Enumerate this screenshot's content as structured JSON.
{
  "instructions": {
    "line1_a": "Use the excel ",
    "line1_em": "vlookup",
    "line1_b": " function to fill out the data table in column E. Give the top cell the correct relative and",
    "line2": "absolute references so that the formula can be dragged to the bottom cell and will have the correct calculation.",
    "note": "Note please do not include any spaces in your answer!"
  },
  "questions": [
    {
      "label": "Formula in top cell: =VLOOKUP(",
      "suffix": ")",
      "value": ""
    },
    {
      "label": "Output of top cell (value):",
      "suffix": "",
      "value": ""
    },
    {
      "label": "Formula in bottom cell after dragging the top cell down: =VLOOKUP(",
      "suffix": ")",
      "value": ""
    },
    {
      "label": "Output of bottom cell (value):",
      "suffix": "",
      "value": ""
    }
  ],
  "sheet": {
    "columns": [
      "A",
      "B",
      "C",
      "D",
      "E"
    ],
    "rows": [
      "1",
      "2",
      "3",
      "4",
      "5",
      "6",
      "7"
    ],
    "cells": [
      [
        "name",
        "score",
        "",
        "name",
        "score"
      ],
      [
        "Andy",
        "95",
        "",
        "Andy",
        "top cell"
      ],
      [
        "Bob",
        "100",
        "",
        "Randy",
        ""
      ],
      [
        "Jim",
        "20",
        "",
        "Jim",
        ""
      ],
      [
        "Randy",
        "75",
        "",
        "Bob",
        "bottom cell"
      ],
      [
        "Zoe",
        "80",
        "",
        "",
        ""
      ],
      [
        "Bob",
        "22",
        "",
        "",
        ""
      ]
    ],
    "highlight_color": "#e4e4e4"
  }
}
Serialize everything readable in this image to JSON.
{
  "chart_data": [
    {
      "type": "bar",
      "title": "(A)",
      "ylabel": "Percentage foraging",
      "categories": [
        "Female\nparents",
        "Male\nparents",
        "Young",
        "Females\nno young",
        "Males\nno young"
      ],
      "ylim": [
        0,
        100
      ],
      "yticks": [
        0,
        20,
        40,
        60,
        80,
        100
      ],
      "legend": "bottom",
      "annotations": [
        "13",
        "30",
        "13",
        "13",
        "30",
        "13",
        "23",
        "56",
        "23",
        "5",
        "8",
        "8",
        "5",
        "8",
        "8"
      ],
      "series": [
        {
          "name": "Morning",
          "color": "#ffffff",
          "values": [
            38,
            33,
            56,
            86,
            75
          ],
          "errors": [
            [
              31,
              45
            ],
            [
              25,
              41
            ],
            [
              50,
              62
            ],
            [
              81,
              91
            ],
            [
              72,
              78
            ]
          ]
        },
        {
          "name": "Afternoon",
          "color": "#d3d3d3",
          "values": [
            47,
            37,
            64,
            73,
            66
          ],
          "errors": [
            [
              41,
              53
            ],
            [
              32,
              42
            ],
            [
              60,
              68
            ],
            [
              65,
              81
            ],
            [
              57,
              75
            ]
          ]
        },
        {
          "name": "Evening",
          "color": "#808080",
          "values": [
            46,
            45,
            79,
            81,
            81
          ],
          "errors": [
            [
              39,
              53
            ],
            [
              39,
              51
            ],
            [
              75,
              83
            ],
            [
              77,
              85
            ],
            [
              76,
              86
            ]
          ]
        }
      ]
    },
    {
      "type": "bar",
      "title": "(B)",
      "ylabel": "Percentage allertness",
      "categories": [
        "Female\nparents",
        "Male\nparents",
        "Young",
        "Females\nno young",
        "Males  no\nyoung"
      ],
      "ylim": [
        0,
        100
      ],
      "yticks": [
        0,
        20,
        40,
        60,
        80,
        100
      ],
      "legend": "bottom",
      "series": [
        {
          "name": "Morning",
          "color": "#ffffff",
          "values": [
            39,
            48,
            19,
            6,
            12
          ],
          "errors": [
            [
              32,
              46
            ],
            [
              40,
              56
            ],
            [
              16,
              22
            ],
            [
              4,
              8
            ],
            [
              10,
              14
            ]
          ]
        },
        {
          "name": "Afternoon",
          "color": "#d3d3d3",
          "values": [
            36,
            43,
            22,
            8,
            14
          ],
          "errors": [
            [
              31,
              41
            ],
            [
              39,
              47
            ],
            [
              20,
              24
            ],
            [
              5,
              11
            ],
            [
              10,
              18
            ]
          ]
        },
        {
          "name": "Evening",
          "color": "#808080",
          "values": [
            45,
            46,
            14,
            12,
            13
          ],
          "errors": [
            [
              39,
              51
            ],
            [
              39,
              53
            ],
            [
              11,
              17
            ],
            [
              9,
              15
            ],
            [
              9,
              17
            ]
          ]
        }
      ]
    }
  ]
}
===
**The problem:** Say how many lines of the data hold the string "JSON". Reply with the number alone.

**Expected output:** 2